• **REQUEST**
Turn every line of the records below into a numbered list, skipping blank lines and omitting the pictures.

--- start DATASET RECORDS ---

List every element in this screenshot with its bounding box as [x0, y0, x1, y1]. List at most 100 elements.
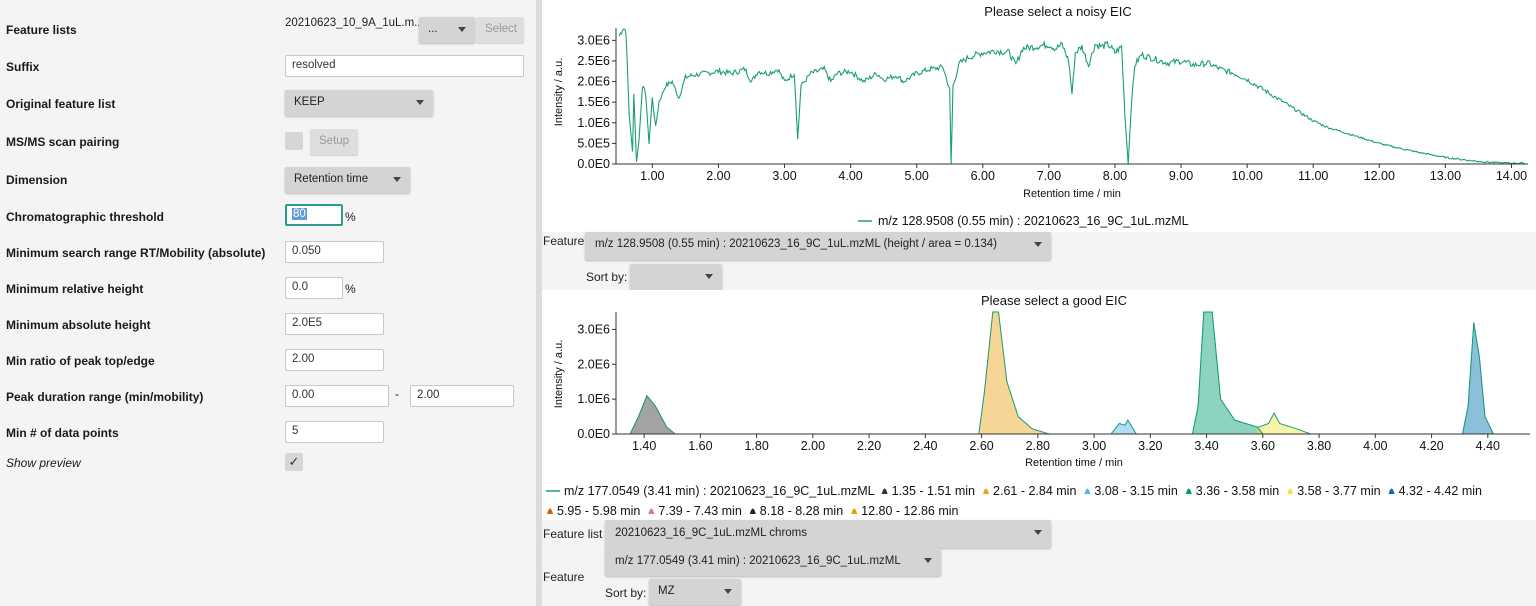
- select-button[interactable]: Select: [476, 17, 524, 43]
- y-axis-label: Intensity / a.u.: [553, 340, 565, 408]
- percent-unit: %: [345, 210, 356, 224]
- x-tick-label: 2.00: [801, 439, 825, 453]
- preview-panel: Please select a noisy EIC Intensity / a.…: [542, 0, 1536, 606]
- x-tick-label: 3.60: [1251, 439, 1275, 453]
- chevron-down-icon: [924, 558, 932, 563]
- feature-label: Feature: [543, 570, 585, 584]
- sortby-dropdown[interactable]: [630, 264, 722, 290]
- min-search-range-label: Minimum search range RT/Mobility (absolu…: [6, 246, 266, 260]
- feature-list-dropdown[interactable]: 20210623_16_9C_1uL.mzML chroms: [605, 520, 1051, 548]
- min-ratio-input[interactable]: 2.00: [285, 349, 384, 371]
- feature-label: Feature: [543, 234, 585, 248]
- x-tick-label: 3.00: [772, 169, 796, 183]
- x-tick-label: 1.40: [632, 439, 656, 453]
- sortby-label: Sort by:: [605, 586, 647, 600]
- legend-marker: [648, 508, 655, 514]
- y-tick-label: 1.0E6: [577, 116, 610, 130]
- x-tick-label: 4.00: [1363, 439, 1387, 453]
- noisy-eic-chart: Please select a noisy EIC Intensity / a.…: [553, 4, 1528, 228]
- suffix-label: Suffix: [6, 60, 40, 74]
- legend-entry: 2.61 - 2.84 min: [993, 484, 1076, 498]
- feature-lists-dropdown[interactable]: ...: [419, 17, 475, 43]
- feature-value: m/z 177.0549 (3.41 min) : 20210623_16_9C…: [615, 555, 901, 567]
- y-tick-label: 1.5E6: [577, 95, 610, 109]
- y-tick-label: 0.0E0: [577, 157, 610, 171]
- peak-area: [1462, 322, 1495, 435]
- feature-list-label: Feature list: [543, 527, 603, 541]
- legend-marker: [851, 508, 858, 514]
- noisy-eic-plot[interactable]: Please select a noisy EIC Intensity / a.…: [542, 0, 1536, 232]
- min-data-points-label: Min # of data points: [6, 426, 119, 440]
- x-tick-label: 8.00: [1103, 169, 1127, 183]
- x-tick-label: 1.60: [688, 439, 712, 453]
- dimension-value: Retention time: [294, 173, 369, 185]
- min-relative-height-input[interactable]: 0.0: [285, 277, 343, 299]
- peak-duration-max-input[interactable]: 2.00: [410, 385, 514, 407]
- x-tick-label: 3.80: [1307, 439, 1331, 453]
- legend-marker: [547, 508, 553, 514]
- legend-entry: 3.36 - 3.58 min: [1196, 484, 1279, 498]
- min-relative-height-label: Minimum relative height: [6, 282, 144, 296]
- x-tick-label: 2.00: [706, 169, 730, 183]
- percent-unit: %: [345, 282, 356, 296]
- dimension-label: Dimension: [6, 173, 68, 187]
- panel-divider[interactable]: [536, 0, 542, 606]
- show-preview-label: Show preview: [6, 456, 81, 470]
- y-tick-label: 2.0E6: [577, 357, 610, 371]
- x-tick-label: 3.20: [1138, 439, 1162, 453]
- peak-area: [978, 311, 1050, 435]
- legend-marker: [1287, 488, 1294, 494]
- feature-lists-label: Feature lists: [6, 23, 77, 37]
- feature-dropdown[interactable]: m/z 177.0549 (3.41 min) : 20210623_16_9C…: [605, 548, 941, 576]
- msms-checkbox[interactable]: [285, 132, 303, 150]
- legend-entry: 3.58 - 3.77 min: [1297, 484, 1380, 498]
- x-tick-label: 4.00: [838, 169, 862, 183]
- suffix-input[interactable]: resolved: [285, 55, 524, 77]
- feature-dropdown[interactable]: m/z 128.9508 (0.55 min) : 20210623_16_9C…: [585, 232, 1051, 260]
- y-tick-label: 2.5E6: [577, 54, 610, 68]
- y-tick-label: 5.0E5: [577, 136, 610, 150]
- x-tick-label: 4.40: [1476, 439, 1500, 453]
- setup-button[interactable]: Setup: [310, 129, 358, 155]
- sortby-dropdown[interactable]: MZ: [649, 579, 741, 605]
- legend-entry: 3.08 - 3.15 min: [1094, 484, 1177, 498]
- feature-controls-bottom: Feature list 20210623_16_9C_1uL.mzML chr…: [542, 520, 1536, 606]
- chevron-down-icon: [1034, 530, 1042, 535]
- x-tick-label: 4.20: [1419, 439, 1443, 453]
- y-tick-label: 3.0E6: [577, 322, 610, 336]
- x-tick-label: 3.00: [1082, 439, 1106, 453]
- feature-lists-value: 20210623_10_9A_1uL.m...: [285, 17, 424, 29]
- show-preview-checkbox[interactable]: ✓: [285, 453, 303, 471]
- chevron-down-icon: [458, 27, 466, 32]
- x-tick-label: 1.00: [640, 169, 664, 183]
- chevron-down-icon: [1034, 242, 1042, 247]
- x-tick-label: 13.00: [1430, 169, 1461, 183]
- x-tick-label: 11.00: [1298, 169, 1328, 183]
- sortby-value: MZ: [658, 585, 675, 597]
- y-tick-label: 0.0E0: [577, 427, 610, 441]
- chevron-down-icon: [705, 274, 713, 279]
- chromatographic-threshold-input[interactable]: 80: [285, 204, 343, 226]
- min-absolute-height-label: Minimum absolute height: [6, 318, 151, 332]
- dimension-dropdown[interactable]: Retention time: [285, 167, 410, 193]
- legend-entry: m/z 128.9508 (0.55 min) : 20210623_16_9C…: [878, 214, 1189, 228]
- chart-title: Please select a good EIC: [981, 293, 1127, 308]
- legend-marker: [1084, 488, 1091, 494]
- min-ratio-label: Min ratio of peak top/edge: [6, 354, 155, 368]
- feature-value: m/z 128.9508 (0.55 min) : 20210623_16_9C…: [595, 238, 998, 250]
- x-tick-label: 12.00: [1364, 169, 1395, 183]
- chart-title: Please select a noisy EIC: [984, 4, 1131, 19]
- min-data-points-input[interactable]: 5: [285, 421, 384, 443]
- peak-duration-min-input[interactable]: 0.00: [285, 385, 389, 407]
- min-absolute-height-input[interactable]: 2.0E5: [285, 313, 384, 335]
- original-feature-list-dropdown[interactable]: KEEP: [285, 90, 433, 116]
- legend: m/z 177.0549 (3.41 min) : 20210623_16_9C…: [546, 484, 1482, 518]
- min-search-range-input[interactable]: 0.050: [285, 241, 384, 263]
- good-eic-plot[interactable]: Please select a good EIC Intensity / a.u…: [542, 290, 1536, 520]
- feature-lists-dots: ...: [428, 23, 438, 35]
- y-tick-label: 1.0E6: [577, 392, 610, 406]
- legend-marker: [1185, 488, 1192, 494]
- legend-entry: m/z 177.0549 (3.41 min) : 20210623_16_9C…: [564, 484, 875, 498]
- feature-list-value: 20210623_16_9C_1uL.mzML chroms: [615, 527, 808, 539]
- chevron-down-icon: [416, 100, 424, 105]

--- end DATASET RECORDS ---

• **RESPONSE TO THE TASK**
1. List every element in this screenshot with its bounding box as [x0, y0, x1, y1]. List at most 100 elements.
2. - select-button[interactable]: Select: [476, 17, 524, 43]
3. - y-axis-label: Intensity / a.u.: [553, 340, 565, 408]
4. - percent-unit: %: [345, 210, 356, 224]
5. - x-tick-label: 2.00: [801, 439, 825, 453]
6. - preview-panel: Please select a noisy EIC Intensity / a.…: [542, 0, 1536, 606]
7. - x-tick-label: 3.60: [1251, 439, 1275, 453]
8. - chevron-down-icon: [924, 558, 932, 563]
9. - feature-label: Feature: [543, 570, 585, 584]
10. - sortby-dropdown[interactable]: [630, 264, 722, 290]
11. - min-search-range-label: Minimum search range RT/Mobility (absolu…: [6, 246, 266, 260]
12. - feature-list-dropdown[interactable]: 20210623_16_9C_1uL.mzML chroms: [605, 520, 1051, 548]
13. - min-ratio-input[interactable]: 2.00: [285, 349, 384, 371]
14. - feature-label: Feature: [543, 234, 585, 248]
15. - x-tick-label: 3.00: [772, 169, 796, 183]
16. - x-tick-label: 1.40: [632, 439, 656, 453]
17. - sortby-label: Sort by:: [605, 586, 647, 600]
18. - legend-marker: [648, 508, 655, 514]
19. - y-tick-label: 1.0E6: [577, 116, 610, 130]
20. - x-tick-label: 4.00: [1363, 439, 1387, 453]
21. - noisy-eic-chart: Please select a noisy EIC Intensity / a.…: [553, 4, 1528, 228]
22. - suffix-label: Suffix: [6, 60, 40, 74]
23. - legend-entry: 2.61 - 2.84 min: [993, 484, 1076, 498]
24. - feature-lists-dropdown[interactable]: ...: [419, 17, 475, 43]
25. - feature-value: m/z 177.0549 (3.41 min) : 20210623_16_9C…: [615, 555, 901, 567]
26. - y-tick-label: 1.5E6: [577, 95, 610, 109]
27. - y-tick-label: 0.0E0: [577, 157, 610, 171]
28. - peak-area: [1462, 322, 1495, 435]
29. - feature-list-label: Feature list: [543, 527, 603, 541]
30. - legend-marker: [851, 508, 858, 514]
31. - noisy-eic-plot[interactable]: Please select a noisy EIC Intensity / a.…: [542, 0, 1536, 232]
32. - min-data-points-label: Min # of data points: [6, 426, 119, 440]
33. - x-tick-label: 8.00: [1103, 169, 1127, 183]
34. - x-tick-label: 1.60: [688, 439, 712, 453]
35. - dimension-value: Retention time: [294, 173, 369, 185]
36. - min-relative-height-input[interactable]: 0.0: [285, 277, 343, 299]
37. - peak-duration-max-input[interactable]: 2.00: [410, 385, 514, 407]
38. - x-tick-label: 3.80: [1307, 439, 1331, 453]
39. - legend-marker: [547, 508, 553, 514]
40. - legend-entry: 3.36 - 3.58 min: [1196, 484, 1279, 498]
41. - min-relative-height-label: Minimum relative height: [6, 282, 144, 296]
42. - x-tick-label: 2.00: [706, 169, 730, 183]
43. - percent-unit: %: [345, 282, 356, 296]
44. - dimension-label: Dimension: [6, 173, 68, 187]
45. - panel-divider[interactable]: [536, 0, 542, 606]
46. - show-preview-label: Show preview: [6, 456, 81, 470]
47. - y-tick-label: 2.0E6: [577, 357, 610, 371]
48. - x-tick-label: 3.20: [1138, 439, 1162, 453]
49. - peak-area: [978, 311, 1050, 435]
50. - legend-marker: [1287, 488, 1294, 494]
51. - feature-lists-label: Feature lists: [6, 23, 77, 37]
52. - feature-dropdown[interactable]: m/z 177.0549 (3.41 min) : 20210623_16_9C…: [605, 548, 941, 576]
53. - msms-checkbox[interactable]: [285, 132, 303, 150]
54. - legend-entry: 3.58 - 3.77 min: [1297, 484, 1380, 498]
55. - x-tick-label: 4.00: [838, 169, 862, 183]
56. - suffix-input[interactable]: resolved: [285, 55, 524, 77]
57. - feature-dropdown[interactable]: m/z 128.9508 (0.55 min) : 20210623_16_9C…: [585, 232, 1051, 260]
58. - y-tick-label: 2.5E6: [577, 54, 610, 68]
59. - y-tick-label: 5.0E5: [577, 136, 610, 150]
60. - x-tick-label: 4.40: [1476, 439, 1500, 453]
61. - setup-button[interactable]: Setup: [310, 129, 358, 155]
62. - sortby-dropdown[interactable]: MZ: [649, 579, 741, 605]
63. - legend-entry: 3.08 - 3.15 min: [1094, 484, 1177, 498]
64. - feature-controls-bottom: Feature list 20210623_16_9C_1uL.mzML chr…: [542, 520, 1536, 606]
65. - chevron-down-icon: [1034, 530, 1042, 535]
66. - x-tick-label: 4.20: [1419, 439, 1443, 453]
67. - y-tick-label: 3.0E6: [577, 322, 610, 336]
68. - x-tick-label: 3.00: [1082, 439, 1106, 453]
69. - feature-lists-value: 20210623_10_9A_1uL.m...: [285, 17, 424, 29]
70. - show-preview-checkbox[interactable]: ✓: [285, 453, 303, 471]
71. - chevron-down-icon: [458, 27, 466, 32]
72. - x-tick-label: 1.00: [640, 169, 664, 183]
73. - chevron-down-icon: [1034, 242, 1042, 247]
74. - x-tick-label: 13.00: [1430, 169, 1461, 183]
75. - x-tick-label: 11.00: [1298, 169, 1328, 183]
76. - sortby-value: MZ: [658, 585, 675, 597]
77. - y-tick-label: 0.0E0: [577, 427, 610, 441]
78. - chevron-down-icon: [705, 274, 713, 279]
79. - chromatographic-threshold-input[interactable]: 80: [285, 204, 343, 226]
80. - min-absolute-height-label: Minimum absolute height: [6, 318, 151, 332]
81. - dimension-dropdown[interactable]: Retention time: [285, 167, 410, 193]
82. - legend-entry: m/z 128.9508 (0.55 min) : 20210623_16_9C…: [878, 214, 1189, 228]
83. - chart-title: Please select a good EIC: [981, 293, 1127, 308]
84. - legend-marker: [1084, 488, 1091, 494]
85. - min-ratio-label: Min ratio of peak top/edge: [6, 354, 155, 368]
86. - feature-value: m/z 128.9508 (0.55 min) : 20210623_16_9C…: [595, 238, 998, 250]
87. - x-tick-label: 12.00: [1364, 169, 1395, 183]
88. - chart-title: Please select a noisy EIC: [984, 4, 1131, 19]
89. - min-data-points-input[interactable]: 5: [285, 421, 384, 443]
90. - peak-duration-min-input[interactable]: 0.00: [285, 385, 389, 407]
91. - min-absolute-height-input[interactable]: 2.0E5: [285, 313, 384, 335]
92. - original-feature-list-dropdown[interactable]: KEEP: [285, 90, 433, 116]
93. - legend: m/z 177.0549 (3.41 min) : 20210623_16_9C…: [546, 484, 1482, 518]
94. - min-search-range-input[interactable]: 0.050: [285, 241, 384, 263]
95. - good-eic-plot[interactable]: Please select a good EIC Intensity / a.u…: [542, 290, 1536, 520]
96. - feature-lists-dots: ...: [428, 23, 438, 35]
97. - y-tick-label: 1.0E6: [577, 392, 610, 406]
98. - legend-marker: [1185, 488, 1192, 494]
99. - legend-entry: m/z 177.0549 (3.41 min) : 20210623_16_9C…: [564, 484, 875, 498]
100. - feature-list-value: 20210623_16_9C_1uL.mzML chroms: [615, 527, 808, 539]
101. - chevron-down-icon: [416, 100, 424, 105]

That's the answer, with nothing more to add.